• **SUPPLIED ENTRIES**
==============================

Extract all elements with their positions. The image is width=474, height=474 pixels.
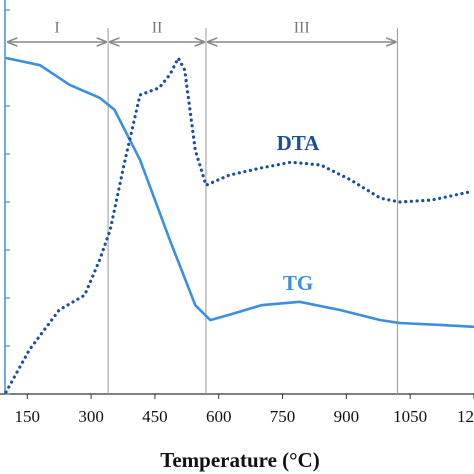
x-tick-label: 750: [270, 407, 296, 426]
x-tick-label: 450: [142, 407, 168, 426]
x-tick-label: 600: [206, 407, 232, 426]
region-label: III: [294, 20, 310, 37]
x-tick-label: 300: [78, 407, 104, 426]
x-tick-label: 1050: [393, 407, 427, 426]
series-label: DTA: [277, 131, 321, 155]
x-axis-label: Temperature (°C): [160, 448, 319, 472]
region-label: II: [152, 20, 163, 37]
x-tick-label: 150: [15, 407, 41, 426]
x-tick-label: 900: [334, 407, 360, 426]
series-line: [5, 56, 474, 329]
region-label: I: [54, 20, 59, 37]
x-tick-label: 1200: [457, 407, 474, 426]
series-line: [4, 56, 472, 394]
series-label: TG: [283, 271, 313, 295]
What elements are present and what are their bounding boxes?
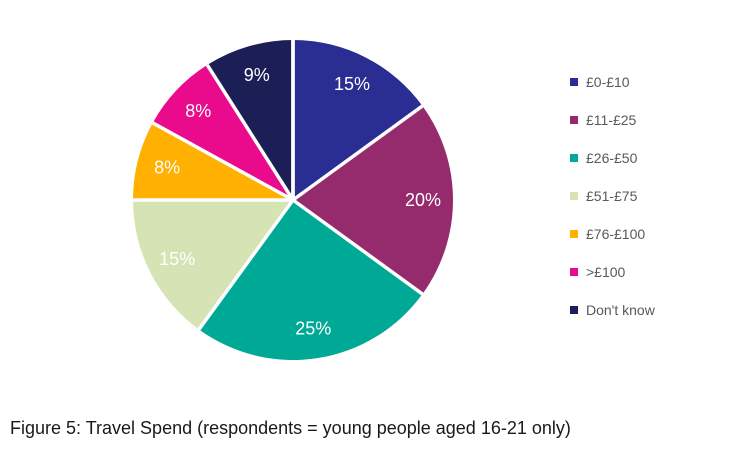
legend-label: £11-£25 <box>586 112 637 128</box>
legend-label: Don't know <box>586 302 655 318</box>
legend-marker-icon <box>570 116 578 124</box>
legend-label: £26-£50 <box>586 150 638 166</box>
pie-slice-label-3: 15% <box>159 249 195 269</box>
pie-slice-5 <box>152 64 293 200</box>
slice-separator <box>197 198 295 331</box>
pie-slice-3 <box>133 200 293 330</box>
legend-label: £51-£75 <box>586 188 638 204</box>
legend-item-3: £51-£75 <box>570 188 655 204</box>
figure-caption: Figure 5: Travel Spend (respondents = yo… <box>10 418 571 438</box>
pie-slice-label-2: 25% <box>295 318 331 338</box>
legend: £0-£10 £11-£25 £26-£50 £51-£75 £76-£100 >£100… <box>570 74 655 318</box>
slice-separator <box>205 63 295 201</box>
pie-slice-1 <box>293 105 454 295</box>
legend-label: £76-£100 <box>586 226 646 242</box>
legend-item-5: >£100 <box>570 264 655 280</box>
legend-marker-icon <box>570 78 578 86</box>
legend-item-4: £76-£100 <box>570 226 655 242</box>
legend-item-2: £26-£50 <box>570 150 655 166</box>
pie-slice-2 <box>198 200 423 361</box>
pie-slice-label-1: 20% <box>405 190 441 210</box>
pie-slice-label-0: 15% <box>334 74 370 94</box>
pie-slice-label-4: 8% <box>154 158 180 178</box>
legend-marker-icon <box>570 230 578 238</box>
slice-separator <box>151 121 294 202</box>
legend-marker-icon <box>570 268 578 276</box>
legend-label: >£100 <box>586 264 626 280</box>
legend-item-6: Don't know <box>570 302 655 318</box>
slice-separator <box>291 104 424 202</box>
pie-slice-0 <box>293 40 423 200</box>
pie-chart: 15% 20% 25% 15% 8% 8% 9% <box>133 40 454 361</box>
legend-label: £0-£10 <box>586 74 630 90</box>
pie-slice-4 <box>133 122 293 200</box>
pie-slice-6 <box>207 40 293 200</box>
legend-marker-icon <box>570 154 578 162</box>
legend-marker-icon <box>570 192 578 200</box>
legend-marker-icon <box>570 306 578 314</box>
pie-chart-area: 15% 20% 25% 15% 8% 8% 9% <box>133 40 454 361</box>
pie-slice-label-5: 8% <box>185 101 211 121</box>
legend-item-1: £11-£25 <box>570 112 655 128</box>
slice-separator <box>291 198 424 296</box>
legend-item-0: £0-£10 <box>570 74 655 90</box>
pie-slice-label-6: 9% <box>244 65 270 85</box>
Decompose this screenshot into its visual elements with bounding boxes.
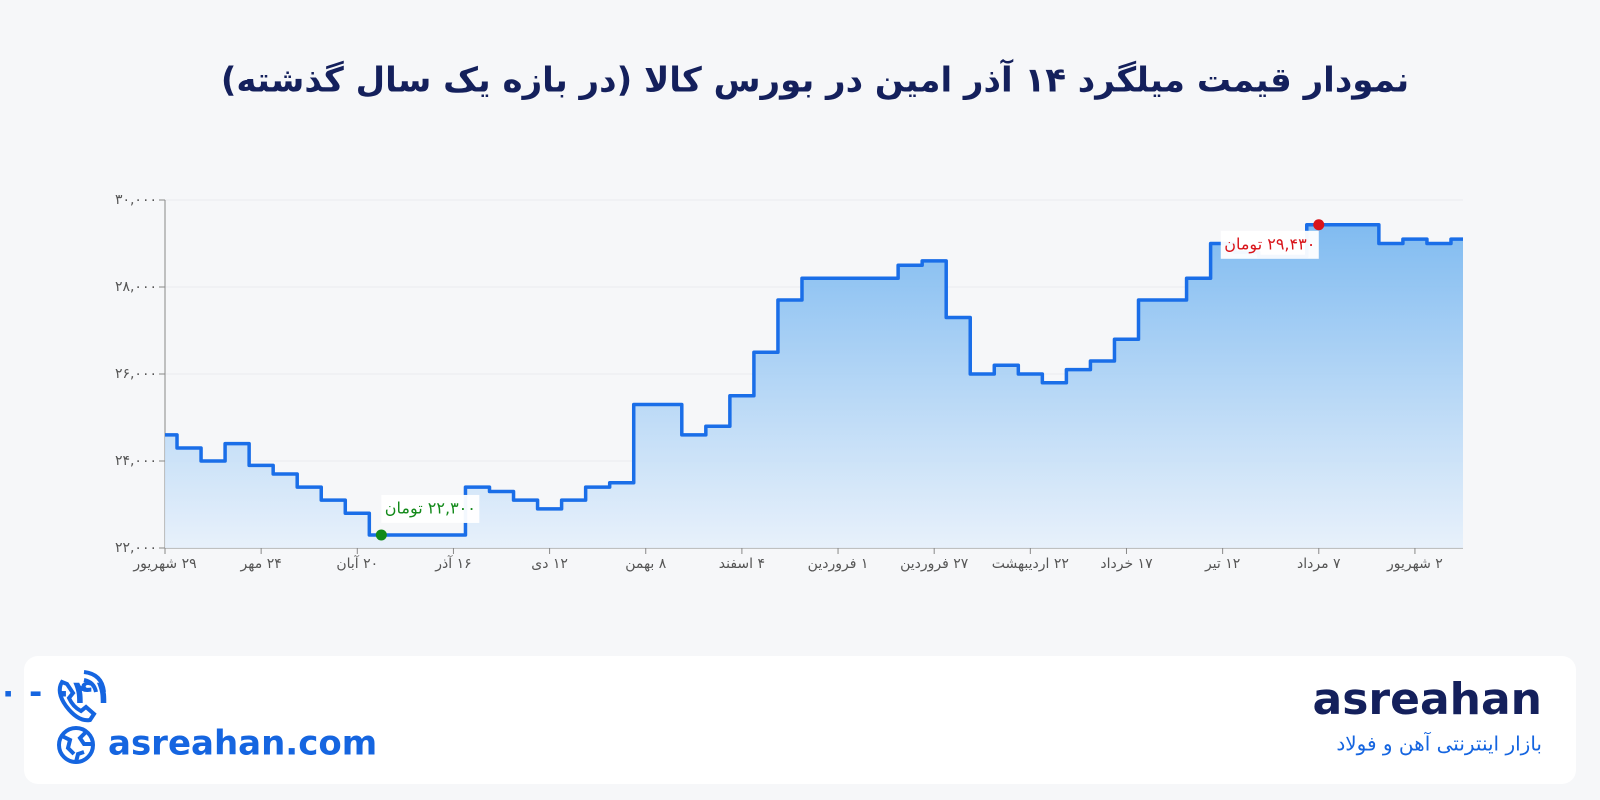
annotation: ۲۲,۳۰۰ تومان [385, 498, 476, 518]
y-tick-label: ۳۰,۰۰۰ [115, 192, 157, 208]
x-tick-label: ۱۲ تیر [1204, 556, 1240, 572]
website: asreahan.com [108, 724, 377, 764]
x-tick-label: ۴ اسفند [719, 556, 765, 572]
x-tick-label: ۱ فروردین [808, 556, 869, 572]
annotation-box [1220, 230, 1319, 259]
y-tick-label: ۲۲,۰۰۰ [115, 540, 157, 556]
extreme-point [1313, 219, 1325, 231]
chart-title: نمودار قیمت میلگرد ۱۴ آذر امین در بورس ک… [221, 59, 1409, 101]
x-tick-label: ۲۴ مهر [240, 556, 282, 572]
footer-box [24, 656, 1576, 784]
annotation-box [381, 494, 480, 523]
x-tick-label: ۲ شهریور [1386, 556, 1443, 572]
x-tick-label: ۲۷ فروردین [900, 556, 969, 572]
x-tick-label: ۲۰ آبان [336, 555, 378, 572]
tagline: بازار اینترنتی آهن و فولاد [1336, 731, 1542, 756]
x-tick-label: ۱۶ آذر [434, 555, 471, 572]
y-tick-label: ۲۴,۰۰۰ [115, 453, 157, 469]
phone-icon [57, 670, 106, 723]
extreme-point [375, 529, 387, 541]
annotation: ۲۹,۴۳۰ تومان [1224, 234, 1315, 254]
y-tick-label: ۲۸,۰۰۰ [115, 279, 157, 295]
x-tick-label: ۷ مرداد [1297, 556, 1341, 572]
y-tick-label: ۲۶,۰۰۰ [115, 366, 157, 382]
x-tick-label: ۱۲ دی [531, 556, 568, 572]
x-tick-label: ۱۷ خرداد [1100, 556, 1153, 572]
plot: ۲۲,۰۰۰ ۲۴,۰۰۰ ۲۶,۰۰۰ ۲۸,۰۰۰ ۳۰,۰۰۰ ۲۹ شهریور ۲… [115, 192, 1463, 572]
brand: asreahan [1313, 674, 1542, 725]
x-tick-label: ۲۹ شهریور [132, 556, 196, 572]
x-tick-label: ۲۲ اردیبهشت [992, 556, 1069, 572]
globe-icon [57, 726, 95, 764]
x-tick-label: ۸ بهمن [625, 556, 667, 572]
phone: ۰۴۱ - ۴۱۸۰ [0, 673, 112, 711]
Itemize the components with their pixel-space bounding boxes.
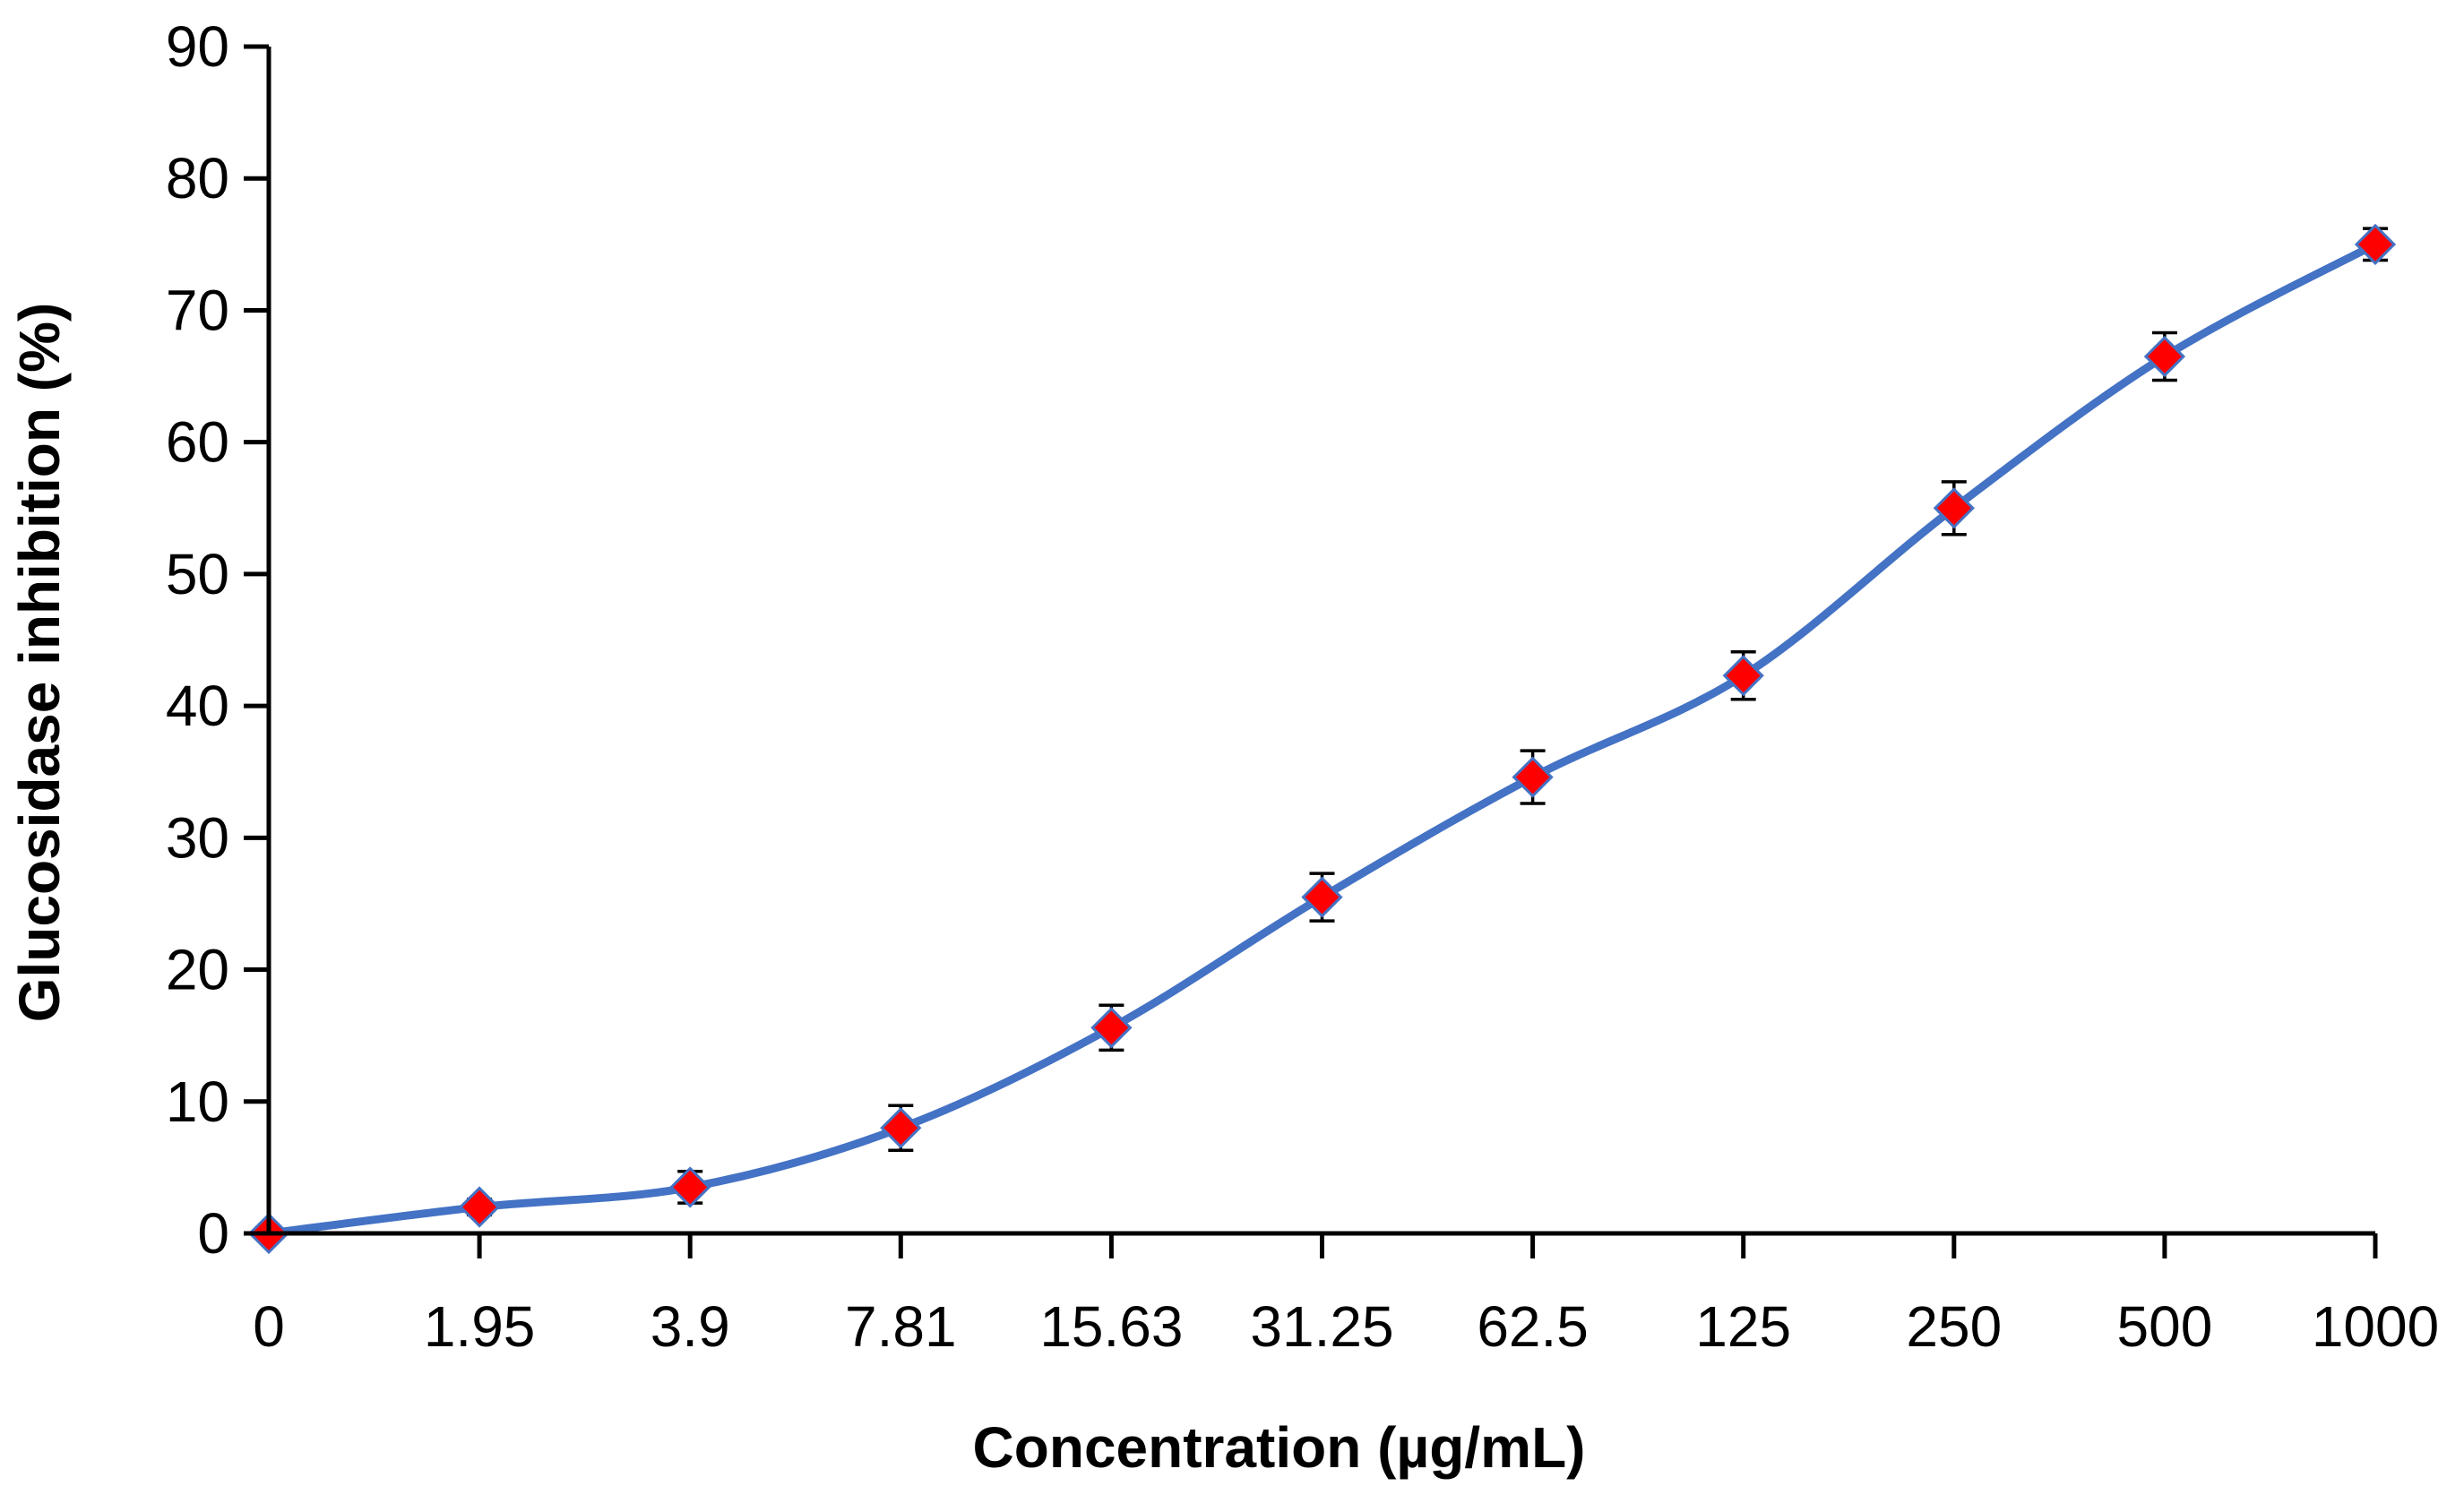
y-tick-label: 40 <box>166 674 229 738</box>
y-tick-label: 0 <box>197 1201 229 1266</box>
marker-group <box>247 223 2397 1255</box>
data-point-marker <box>1512 756 1554 798</box>
y-tick-label: 10 <box>166 1069 229 1134</box>
data-point-marker <box>1090 1007 1133 1049</box>
y-tick-label: 90 <box>166 14 229 79</box>
data-point-marker <box>2354 223 2397 265</box>
x-tick-label: 31.25 <box>1250 1294 1393 1359</box>
data-point-marker <box>880 1107 922 1149</box>
x-tick-label: 500 <box>2117 1294 2213 1359</box>
x-tick-label: 0 <box>253 1294 285 1359</box>
y-tick-label: 50 <box>166 542 229 606</box>
x-tick-label: 125 <box>1695 1294 1791 1359</box>
x-ticks-group: 0 1.95 3.9 7.81 15.63 31.25 62.5 125 250 500 1000 <box>253 1233 2439 1359</box>
data-point-marker <box>2143 335 2186 378</box>
data-point-marker <box>1722 655 1764 697</box>
axes-group <box>266 47 2375 1236</box>
data-point-marker <box>669 1166 711 1208</box>
y-axis-title: Glucosidase inhibition (%) <box>7 303 72 1023</box>
series-line-group <box>264 240 2380 1238</box>
y-tick-label: 20 <box>166 938 229 1002</box>
y-tick-label: 80 <box>166 146 229 210</box>
x-tick-label: 1.95 <box>424 1294 536 1359</box>
error-bar-group <box>467 227 2388 1217</box>
y-tick-label: 70 <box>166 278 229 342</box>
x-tick-label: 15.63 <box>1039 1294 1183 1359</box>
y-ticks-group: 0 10 20 30 40 50 60 70 80 90 <box>166 14 269 1266</box>
y-tick-label: 30 <box>166 805 229 870</box>
x-tick-label: 3.9 <box>650 1294 730 1359</box>
x-axis-title: Concentration (µg/mL) <box>973 1415 1586 1480</box>
x-tick-label: 250 <box>1906 1294 2002 1359</box>
data-point-marker <box>1301 876 1343 918</box>
x-tick-label: 62.5 <box>1477 1294 1589 1359</box>
data-point-marker <box>458 1186 501 1228</box>
x-tick-label: 1000 <box>2312 1294 2439 1359</box>
x-tick-label: 7.81 <box>845 1294 957 1359</box>
y-tick-label: 60 <box>166 410 229 475</box>
series-line <box>264 240 2380 1238</box>
data-point-marker <box>1933 487 1975 529</box>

==============================

• **TASK TO COMPLETE**
Reproduce verbatim the lines of the material starting with the line containing "legend-label: £11-£25 <box>586" and going on through the line containing "legend-label: £51-£75 <box>586", both included.

• **FULL ANSWER**
legend-label: £11-£25 <box>586 112 637 128</box>
legend-label: Don't know <box>586 302 655 318</box>
legend-marker-icon <box>570 116 578 124</box>
legend-label: £26-£50 <box>586 150 638 166</box>
pie-slice-label-3: 15% <box>159 249 195 269</box>
pie-slice-5 <box>152 64 293 200</box>
slice-separator <box>197 198 295 331</box>
pie-slice-3 <box>133 200 293 330</box>
legend-label: £51-£75 <box>586 188 638 204</box>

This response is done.